◆ SET TASK
Keep only the lines of the listing that include the word "ferenda", and copy them.

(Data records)
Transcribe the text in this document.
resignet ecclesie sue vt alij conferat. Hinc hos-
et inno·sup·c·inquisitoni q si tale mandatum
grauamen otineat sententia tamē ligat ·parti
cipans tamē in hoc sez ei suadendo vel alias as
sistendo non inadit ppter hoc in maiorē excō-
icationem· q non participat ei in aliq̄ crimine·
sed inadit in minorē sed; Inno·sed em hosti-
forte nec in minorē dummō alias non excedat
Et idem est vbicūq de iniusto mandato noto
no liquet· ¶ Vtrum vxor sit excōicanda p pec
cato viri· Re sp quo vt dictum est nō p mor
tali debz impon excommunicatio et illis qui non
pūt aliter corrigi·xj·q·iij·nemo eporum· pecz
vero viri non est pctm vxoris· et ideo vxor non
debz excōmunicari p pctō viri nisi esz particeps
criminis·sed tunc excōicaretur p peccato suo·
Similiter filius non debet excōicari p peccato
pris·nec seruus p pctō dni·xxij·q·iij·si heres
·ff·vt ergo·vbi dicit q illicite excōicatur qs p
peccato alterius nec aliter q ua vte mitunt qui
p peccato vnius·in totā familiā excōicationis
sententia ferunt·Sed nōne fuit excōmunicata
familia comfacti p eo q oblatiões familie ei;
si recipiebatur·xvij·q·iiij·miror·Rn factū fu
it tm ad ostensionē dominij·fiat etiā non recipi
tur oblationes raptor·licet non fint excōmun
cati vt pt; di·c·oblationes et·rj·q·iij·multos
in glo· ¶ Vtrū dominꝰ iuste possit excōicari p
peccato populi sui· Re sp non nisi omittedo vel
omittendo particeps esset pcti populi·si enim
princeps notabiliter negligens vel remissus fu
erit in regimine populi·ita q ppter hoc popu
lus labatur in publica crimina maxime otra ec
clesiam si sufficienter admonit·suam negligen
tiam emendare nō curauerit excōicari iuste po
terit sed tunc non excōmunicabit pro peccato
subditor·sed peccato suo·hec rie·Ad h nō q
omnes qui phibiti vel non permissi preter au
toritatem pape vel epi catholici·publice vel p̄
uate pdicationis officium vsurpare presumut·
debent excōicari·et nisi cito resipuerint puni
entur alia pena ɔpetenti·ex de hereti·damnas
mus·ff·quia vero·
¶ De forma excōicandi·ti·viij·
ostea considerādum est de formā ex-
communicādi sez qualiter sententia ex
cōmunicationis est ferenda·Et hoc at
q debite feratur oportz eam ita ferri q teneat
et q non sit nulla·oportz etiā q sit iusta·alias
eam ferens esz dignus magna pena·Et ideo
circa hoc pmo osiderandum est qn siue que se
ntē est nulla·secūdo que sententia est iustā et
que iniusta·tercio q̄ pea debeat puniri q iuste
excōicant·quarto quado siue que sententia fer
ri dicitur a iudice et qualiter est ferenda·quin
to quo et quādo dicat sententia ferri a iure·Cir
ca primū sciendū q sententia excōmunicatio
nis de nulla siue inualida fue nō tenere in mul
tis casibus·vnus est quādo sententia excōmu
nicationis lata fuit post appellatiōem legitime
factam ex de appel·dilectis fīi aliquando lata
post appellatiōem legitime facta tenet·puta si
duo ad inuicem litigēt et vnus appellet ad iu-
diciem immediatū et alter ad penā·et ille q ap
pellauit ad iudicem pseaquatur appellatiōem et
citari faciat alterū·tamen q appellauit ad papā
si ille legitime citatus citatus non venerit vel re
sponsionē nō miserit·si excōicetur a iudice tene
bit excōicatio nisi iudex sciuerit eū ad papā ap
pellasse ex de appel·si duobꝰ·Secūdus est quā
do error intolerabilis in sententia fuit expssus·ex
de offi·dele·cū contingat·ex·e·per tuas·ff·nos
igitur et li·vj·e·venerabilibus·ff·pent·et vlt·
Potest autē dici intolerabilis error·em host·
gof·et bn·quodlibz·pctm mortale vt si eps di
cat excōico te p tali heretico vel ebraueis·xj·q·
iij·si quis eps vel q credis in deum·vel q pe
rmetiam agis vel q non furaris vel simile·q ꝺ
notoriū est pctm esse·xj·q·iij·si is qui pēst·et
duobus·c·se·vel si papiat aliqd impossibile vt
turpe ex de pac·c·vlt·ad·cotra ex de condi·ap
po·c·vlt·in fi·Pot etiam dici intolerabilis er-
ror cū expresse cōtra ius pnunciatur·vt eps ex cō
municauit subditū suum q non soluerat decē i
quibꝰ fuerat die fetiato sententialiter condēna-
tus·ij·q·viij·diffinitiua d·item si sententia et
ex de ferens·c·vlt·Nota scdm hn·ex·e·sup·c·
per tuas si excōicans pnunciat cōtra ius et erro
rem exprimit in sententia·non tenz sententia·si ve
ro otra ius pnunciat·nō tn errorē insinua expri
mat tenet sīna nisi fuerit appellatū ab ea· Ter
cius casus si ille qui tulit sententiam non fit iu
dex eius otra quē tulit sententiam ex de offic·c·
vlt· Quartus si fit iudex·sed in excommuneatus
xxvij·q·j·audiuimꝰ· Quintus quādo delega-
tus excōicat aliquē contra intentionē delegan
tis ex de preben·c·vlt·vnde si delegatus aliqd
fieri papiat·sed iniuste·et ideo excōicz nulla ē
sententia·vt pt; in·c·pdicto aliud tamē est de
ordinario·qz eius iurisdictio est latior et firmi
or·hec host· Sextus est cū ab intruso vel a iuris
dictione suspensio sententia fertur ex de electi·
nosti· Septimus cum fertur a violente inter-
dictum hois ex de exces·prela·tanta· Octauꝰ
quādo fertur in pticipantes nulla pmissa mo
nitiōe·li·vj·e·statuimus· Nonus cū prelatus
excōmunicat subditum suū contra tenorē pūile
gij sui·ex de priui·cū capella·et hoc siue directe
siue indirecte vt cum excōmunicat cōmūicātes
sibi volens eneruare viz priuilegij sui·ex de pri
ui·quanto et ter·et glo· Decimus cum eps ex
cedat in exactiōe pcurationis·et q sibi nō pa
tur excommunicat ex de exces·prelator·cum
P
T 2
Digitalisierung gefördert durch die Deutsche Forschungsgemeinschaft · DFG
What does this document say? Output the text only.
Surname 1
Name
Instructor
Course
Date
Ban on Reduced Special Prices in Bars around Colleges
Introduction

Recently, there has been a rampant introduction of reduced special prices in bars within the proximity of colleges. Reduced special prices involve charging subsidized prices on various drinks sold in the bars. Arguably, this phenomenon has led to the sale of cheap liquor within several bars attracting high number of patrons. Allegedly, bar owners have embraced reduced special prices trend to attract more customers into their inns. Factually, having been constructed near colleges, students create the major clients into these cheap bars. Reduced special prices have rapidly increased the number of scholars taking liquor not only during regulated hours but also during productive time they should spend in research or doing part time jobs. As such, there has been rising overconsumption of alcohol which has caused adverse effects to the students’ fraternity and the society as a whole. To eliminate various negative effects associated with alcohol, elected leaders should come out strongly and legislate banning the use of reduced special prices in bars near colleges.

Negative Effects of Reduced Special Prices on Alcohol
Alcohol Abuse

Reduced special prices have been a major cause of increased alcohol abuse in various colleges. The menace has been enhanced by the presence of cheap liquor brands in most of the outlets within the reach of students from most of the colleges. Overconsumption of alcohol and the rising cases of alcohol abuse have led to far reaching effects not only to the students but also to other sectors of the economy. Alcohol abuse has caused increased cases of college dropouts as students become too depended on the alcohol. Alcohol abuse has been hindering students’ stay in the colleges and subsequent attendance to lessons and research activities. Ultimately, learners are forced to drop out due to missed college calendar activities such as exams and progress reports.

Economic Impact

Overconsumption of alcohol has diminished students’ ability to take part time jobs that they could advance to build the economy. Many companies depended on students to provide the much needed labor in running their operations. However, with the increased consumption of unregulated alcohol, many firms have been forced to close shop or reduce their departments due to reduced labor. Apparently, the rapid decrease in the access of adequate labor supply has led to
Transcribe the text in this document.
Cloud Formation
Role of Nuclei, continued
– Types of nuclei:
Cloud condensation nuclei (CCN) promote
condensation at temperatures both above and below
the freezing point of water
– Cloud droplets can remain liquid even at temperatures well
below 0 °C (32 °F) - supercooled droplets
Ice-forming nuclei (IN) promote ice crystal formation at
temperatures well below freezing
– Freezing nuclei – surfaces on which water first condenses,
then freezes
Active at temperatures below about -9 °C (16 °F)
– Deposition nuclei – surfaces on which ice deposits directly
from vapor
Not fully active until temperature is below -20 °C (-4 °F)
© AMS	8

◆ COMPLETED EXERCISE
cōmunicationis est ferenda·Et hoc at
ri dicitur a iudice et qualiter est ferenda·quin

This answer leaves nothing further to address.